• _Instructions to follow_
Return all of the lines below exactly as they are.
--- Source material ---
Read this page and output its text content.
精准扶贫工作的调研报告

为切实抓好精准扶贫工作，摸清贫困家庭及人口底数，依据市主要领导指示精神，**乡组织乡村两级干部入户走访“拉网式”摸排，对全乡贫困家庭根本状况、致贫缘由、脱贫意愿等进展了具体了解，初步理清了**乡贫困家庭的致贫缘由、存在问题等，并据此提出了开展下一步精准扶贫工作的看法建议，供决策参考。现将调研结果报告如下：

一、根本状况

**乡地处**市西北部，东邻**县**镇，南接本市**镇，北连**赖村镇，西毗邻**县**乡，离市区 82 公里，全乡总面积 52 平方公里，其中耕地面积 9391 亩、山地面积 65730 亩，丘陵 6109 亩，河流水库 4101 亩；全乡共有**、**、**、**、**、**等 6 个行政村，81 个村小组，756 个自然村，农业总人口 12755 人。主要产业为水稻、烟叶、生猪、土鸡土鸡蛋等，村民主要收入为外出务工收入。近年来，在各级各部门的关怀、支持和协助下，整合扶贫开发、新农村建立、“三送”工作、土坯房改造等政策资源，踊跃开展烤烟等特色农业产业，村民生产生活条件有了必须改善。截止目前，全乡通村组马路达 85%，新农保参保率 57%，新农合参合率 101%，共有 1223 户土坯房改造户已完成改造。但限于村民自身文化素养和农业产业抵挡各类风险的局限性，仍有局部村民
---
• _Output for this task_
Read this page and output its text content.
精准扶贫工作的调研报告

为切实抓好精准扶贫工作，摸清贫困家庭及人口底数，依据市主要领导指示精神，**乡组织乡村两级干部入户走访“拉网式”摸排，对全乡贫困家庭根本状况、致贫缘由、脱贫意愿等进展了具体了解，初步理清了**乡贫困家庭的致贫缘由、存在问题等，并据此提出了开展下一步精准扶贫工作的看法建议，供决策参考。现将调研结果报告如下：

一、根本状况

**乡地处**市西北部，东邻**县**镇，南接本市**镇，北连**赖村镇，西毗邻**县**乡，离市区 82 公里，全乡总面积 52 平方公里，其中耕地面积 9391 亩、山地面积 65730 亩，丘陵 6109 亩，河流水库 4101 亩；全乡共有**、**、**、**、**、**等 6 个行政村，81 个村小组，756 个自然村，农业总人口 12755 人。主要产业为水稻、烟叶、生猪、土鸡土鸡蛋等，村民主要收入为外出务工收入。近年来，在各级各部门的关怀、支持和协助下，整合扶贫开发、新农村建立、“三送”工作、土坯房改造等政策资源，踊跃开展烤烟等特色农业产业，村民生产生活条件有了必须改善。截止目前，全乡通村组马路达 85%，新农保参保率 57%，新农合参合率 101%，共有 1223 户土坯房改造户已完成改造。但限于村民自身文化素养和农业产业抵挡各类风险的局限性，仍有局部村民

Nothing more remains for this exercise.